**Set task**
Please transcribe the data that follows without the pictures, keeping every word the same.

:: Records provided ::

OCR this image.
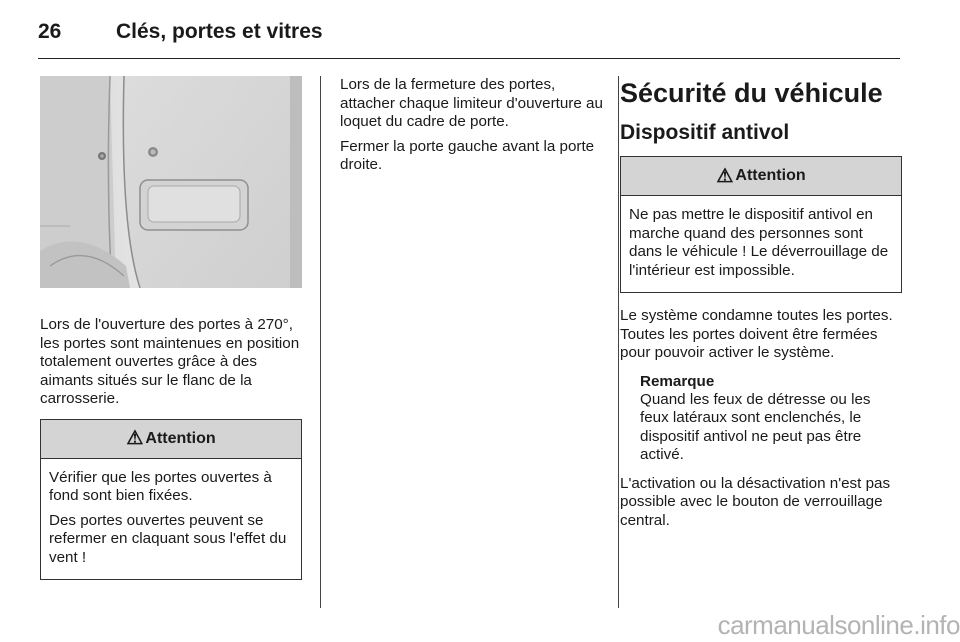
26	Clés, portes et vitres

Lors de l'ouverture des portes à 270°, les portes sont maintenues en position totalement ouvertes grâce à des aimants situés sur le flanc de la carrosserie.

⚠ Attention

Vérifier que les portes ouvertes à fond sont bien fixées.

Des portes ouvertes peuvent se refermer en claquant sous l'effet du vent !

Lors de la fermeture des portes, attacher chaque limiteur d'ouverture au loquet du cadre de porte.

Fermer la porte gauche avant la porte droite.

Sécurité du véhicule
Dispositif antivol
⚠ Attention

Ne pas mettre le dispositif antivol en marche quand des personnes sont dans le véhicule ! Le déverrouillage de l'intérieur est impossible.

Le système condamne toutes les portes. Toutes les portes doivent être fermées pour pouvoir activer le système.

Remarque

Quand les feux de détresse ou les feux latéraux sont enclenchés, le dispositif antivol ne peut pas être activé.

L'activation ou la désactivation n'est pas possible avec le bouton de verrouillage central.

carmanualsonline.info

:::

**Output of the task**
OCR this image.
26	Clés, portes et vitres

Lors de l'ouverture des portes à 270°, les portes sont maintenues en position totalement ouvertes grâce à des aimants situés sur le flanc de la carrosserie.

⚠ Attention

Vérifier que les portes ouvertes à fond sont bien fixées.

Des portes ouvertes peuvent se refermer en claquant sous l'effet du vent !

Lors de la fermeture des portes, attacher chaque limiteur d'ouverture au loquet du cadre de porte.

Fermer la porte gauche avant la porte droite.

Sécurité du véhicule
Dispositif antivol
⚠ Attention

Ne pas mettre le dispositif antivol en marche quand des personnes sont dans le véhicule ! Le déverrouillage de l'intérieur est impossible.

Le système condamne toutes les portes. Toutes les portes doivent être fermées pour pouvoir activer le système.

Remarque

Quand les feux de détresse ou les feux latéraux sont enclenchés, le dispositif antivol ne peut pas être activé.

L'activation ou la désactivation n'est pas possible avec le bouton de verrouillage central.

carmanualsonline.info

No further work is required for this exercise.